EXERCISE BRIEF
Copy out each line that includes the word "right".

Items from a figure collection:
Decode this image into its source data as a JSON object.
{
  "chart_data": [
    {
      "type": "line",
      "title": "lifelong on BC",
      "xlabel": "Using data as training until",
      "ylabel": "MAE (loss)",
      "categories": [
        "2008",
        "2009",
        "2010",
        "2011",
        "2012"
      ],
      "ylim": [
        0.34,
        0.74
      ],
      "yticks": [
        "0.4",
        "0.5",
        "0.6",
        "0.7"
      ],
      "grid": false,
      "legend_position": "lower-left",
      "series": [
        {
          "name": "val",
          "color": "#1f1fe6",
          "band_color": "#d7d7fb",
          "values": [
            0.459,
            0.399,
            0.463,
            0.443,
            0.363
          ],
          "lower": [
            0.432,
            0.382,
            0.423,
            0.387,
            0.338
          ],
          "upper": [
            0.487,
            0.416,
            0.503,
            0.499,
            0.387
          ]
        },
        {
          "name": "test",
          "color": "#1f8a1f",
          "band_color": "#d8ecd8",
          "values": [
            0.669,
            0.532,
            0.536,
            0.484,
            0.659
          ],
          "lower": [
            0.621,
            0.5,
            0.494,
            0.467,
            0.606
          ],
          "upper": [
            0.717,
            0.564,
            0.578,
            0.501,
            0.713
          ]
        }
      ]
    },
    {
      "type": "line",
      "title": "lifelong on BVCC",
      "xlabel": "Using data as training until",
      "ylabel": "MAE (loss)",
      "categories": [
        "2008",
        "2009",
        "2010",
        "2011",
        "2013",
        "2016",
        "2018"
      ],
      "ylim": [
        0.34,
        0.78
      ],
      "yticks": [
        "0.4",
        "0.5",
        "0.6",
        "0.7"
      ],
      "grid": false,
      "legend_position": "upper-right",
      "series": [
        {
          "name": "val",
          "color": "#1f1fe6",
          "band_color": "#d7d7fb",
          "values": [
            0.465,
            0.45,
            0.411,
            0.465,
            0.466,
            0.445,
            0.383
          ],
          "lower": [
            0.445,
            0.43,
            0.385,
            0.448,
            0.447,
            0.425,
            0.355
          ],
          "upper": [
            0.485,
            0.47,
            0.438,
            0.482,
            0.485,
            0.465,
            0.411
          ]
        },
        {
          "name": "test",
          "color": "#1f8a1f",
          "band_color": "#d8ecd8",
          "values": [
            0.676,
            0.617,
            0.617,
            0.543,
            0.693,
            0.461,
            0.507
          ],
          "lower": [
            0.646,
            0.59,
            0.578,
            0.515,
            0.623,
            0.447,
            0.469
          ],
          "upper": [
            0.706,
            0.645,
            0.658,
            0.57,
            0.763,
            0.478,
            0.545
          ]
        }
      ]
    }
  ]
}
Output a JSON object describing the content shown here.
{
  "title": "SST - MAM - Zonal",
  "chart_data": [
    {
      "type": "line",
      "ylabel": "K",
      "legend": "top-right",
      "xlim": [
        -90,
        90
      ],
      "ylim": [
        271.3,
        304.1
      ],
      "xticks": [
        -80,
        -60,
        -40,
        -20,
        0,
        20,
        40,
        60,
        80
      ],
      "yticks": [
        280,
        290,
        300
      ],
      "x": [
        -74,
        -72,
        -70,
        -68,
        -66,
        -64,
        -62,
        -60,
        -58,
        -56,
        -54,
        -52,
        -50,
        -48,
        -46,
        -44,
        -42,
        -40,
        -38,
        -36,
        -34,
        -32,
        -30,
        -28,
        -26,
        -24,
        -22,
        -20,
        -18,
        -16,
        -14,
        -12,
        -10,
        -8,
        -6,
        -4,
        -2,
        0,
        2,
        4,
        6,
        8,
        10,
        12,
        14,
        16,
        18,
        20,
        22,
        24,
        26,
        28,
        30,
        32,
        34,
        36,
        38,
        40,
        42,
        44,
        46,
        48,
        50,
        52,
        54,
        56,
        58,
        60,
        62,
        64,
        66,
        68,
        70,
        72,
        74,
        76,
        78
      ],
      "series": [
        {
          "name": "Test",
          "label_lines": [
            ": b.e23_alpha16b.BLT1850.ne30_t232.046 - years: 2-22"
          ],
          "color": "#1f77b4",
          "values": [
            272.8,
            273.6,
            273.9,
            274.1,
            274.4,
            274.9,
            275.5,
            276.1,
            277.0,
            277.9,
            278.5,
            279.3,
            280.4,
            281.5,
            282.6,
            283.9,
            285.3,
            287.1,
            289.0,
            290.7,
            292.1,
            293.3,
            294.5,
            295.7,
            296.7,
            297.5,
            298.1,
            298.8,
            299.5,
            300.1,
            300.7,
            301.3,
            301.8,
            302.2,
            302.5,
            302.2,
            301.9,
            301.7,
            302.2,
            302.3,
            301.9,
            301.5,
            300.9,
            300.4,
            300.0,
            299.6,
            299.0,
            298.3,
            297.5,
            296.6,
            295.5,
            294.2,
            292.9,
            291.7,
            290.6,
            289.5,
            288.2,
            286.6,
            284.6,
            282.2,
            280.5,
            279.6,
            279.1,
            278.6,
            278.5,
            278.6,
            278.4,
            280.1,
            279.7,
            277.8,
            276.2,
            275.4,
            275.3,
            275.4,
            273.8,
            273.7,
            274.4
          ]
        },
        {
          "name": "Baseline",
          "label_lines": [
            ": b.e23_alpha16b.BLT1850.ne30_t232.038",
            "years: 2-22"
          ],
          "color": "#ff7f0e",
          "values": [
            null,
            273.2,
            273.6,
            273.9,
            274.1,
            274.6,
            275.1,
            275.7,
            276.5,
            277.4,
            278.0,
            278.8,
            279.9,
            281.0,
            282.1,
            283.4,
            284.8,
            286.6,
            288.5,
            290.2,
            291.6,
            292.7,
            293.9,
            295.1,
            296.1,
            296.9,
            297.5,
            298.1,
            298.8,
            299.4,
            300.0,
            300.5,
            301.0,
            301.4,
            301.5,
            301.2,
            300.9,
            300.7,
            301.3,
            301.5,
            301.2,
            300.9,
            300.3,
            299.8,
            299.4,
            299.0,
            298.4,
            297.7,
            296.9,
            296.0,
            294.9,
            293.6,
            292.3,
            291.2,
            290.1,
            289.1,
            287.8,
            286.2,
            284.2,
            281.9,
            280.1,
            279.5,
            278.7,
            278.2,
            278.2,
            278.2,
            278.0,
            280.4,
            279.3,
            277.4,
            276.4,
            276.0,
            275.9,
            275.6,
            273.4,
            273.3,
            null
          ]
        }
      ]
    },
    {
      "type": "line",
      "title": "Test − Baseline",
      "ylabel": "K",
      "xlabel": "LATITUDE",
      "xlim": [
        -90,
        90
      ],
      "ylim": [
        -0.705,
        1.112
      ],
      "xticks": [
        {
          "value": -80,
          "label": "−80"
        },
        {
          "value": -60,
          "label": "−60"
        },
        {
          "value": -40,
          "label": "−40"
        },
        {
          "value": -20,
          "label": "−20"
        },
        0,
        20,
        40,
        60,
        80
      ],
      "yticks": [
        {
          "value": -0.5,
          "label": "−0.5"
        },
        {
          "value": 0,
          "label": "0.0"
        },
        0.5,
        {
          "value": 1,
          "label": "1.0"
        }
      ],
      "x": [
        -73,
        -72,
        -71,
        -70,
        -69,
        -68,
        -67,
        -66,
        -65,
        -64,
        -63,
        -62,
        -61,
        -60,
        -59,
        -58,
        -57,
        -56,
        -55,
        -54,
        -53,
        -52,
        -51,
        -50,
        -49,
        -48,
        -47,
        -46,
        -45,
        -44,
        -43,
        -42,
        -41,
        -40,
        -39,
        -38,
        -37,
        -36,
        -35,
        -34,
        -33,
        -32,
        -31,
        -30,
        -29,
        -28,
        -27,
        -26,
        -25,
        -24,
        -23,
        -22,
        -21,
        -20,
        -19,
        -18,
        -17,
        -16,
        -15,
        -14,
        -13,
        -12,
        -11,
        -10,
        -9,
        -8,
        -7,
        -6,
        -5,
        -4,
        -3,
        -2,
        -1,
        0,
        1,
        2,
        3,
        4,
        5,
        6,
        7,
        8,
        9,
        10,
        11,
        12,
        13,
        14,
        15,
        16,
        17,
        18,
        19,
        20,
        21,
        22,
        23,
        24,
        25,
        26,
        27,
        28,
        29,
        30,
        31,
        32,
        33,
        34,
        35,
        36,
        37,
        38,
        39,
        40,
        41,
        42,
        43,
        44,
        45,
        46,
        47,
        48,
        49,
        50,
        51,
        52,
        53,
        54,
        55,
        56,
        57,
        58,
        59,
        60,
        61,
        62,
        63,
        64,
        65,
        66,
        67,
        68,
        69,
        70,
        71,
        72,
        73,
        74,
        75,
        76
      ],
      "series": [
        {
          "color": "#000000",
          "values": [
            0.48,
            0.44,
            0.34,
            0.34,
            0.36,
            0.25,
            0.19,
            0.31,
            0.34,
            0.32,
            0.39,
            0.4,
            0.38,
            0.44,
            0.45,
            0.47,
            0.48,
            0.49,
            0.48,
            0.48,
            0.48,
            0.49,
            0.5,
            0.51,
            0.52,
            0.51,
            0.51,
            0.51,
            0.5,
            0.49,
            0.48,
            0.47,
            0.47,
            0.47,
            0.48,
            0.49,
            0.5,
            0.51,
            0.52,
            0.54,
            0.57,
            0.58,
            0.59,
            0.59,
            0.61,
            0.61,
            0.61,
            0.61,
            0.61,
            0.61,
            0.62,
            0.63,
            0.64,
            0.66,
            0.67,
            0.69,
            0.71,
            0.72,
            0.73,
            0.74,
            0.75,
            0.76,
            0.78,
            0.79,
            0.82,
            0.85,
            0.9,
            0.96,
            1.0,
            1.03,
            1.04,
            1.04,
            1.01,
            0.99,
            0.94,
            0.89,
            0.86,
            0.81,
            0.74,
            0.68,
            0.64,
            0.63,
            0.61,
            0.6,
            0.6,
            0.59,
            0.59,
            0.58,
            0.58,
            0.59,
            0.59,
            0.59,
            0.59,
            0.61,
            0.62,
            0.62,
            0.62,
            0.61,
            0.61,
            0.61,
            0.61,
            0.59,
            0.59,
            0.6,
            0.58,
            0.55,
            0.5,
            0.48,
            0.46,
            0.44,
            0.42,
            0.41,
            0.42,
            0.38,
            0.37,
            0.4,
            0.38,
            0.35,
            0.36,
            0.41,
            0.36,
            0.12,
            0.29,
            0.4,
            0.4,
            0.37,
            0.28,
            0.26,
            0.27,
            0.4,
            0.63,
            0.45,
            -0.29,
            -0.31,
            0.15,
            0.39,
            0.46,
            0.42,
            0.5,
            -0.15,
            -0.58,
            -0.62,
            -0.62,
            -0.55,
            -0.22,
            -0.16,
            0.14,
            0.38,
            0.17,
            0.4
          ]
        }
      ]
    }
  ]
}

TASK RESULT
      "legend_position": "upper-right",
      "legend": "top-right",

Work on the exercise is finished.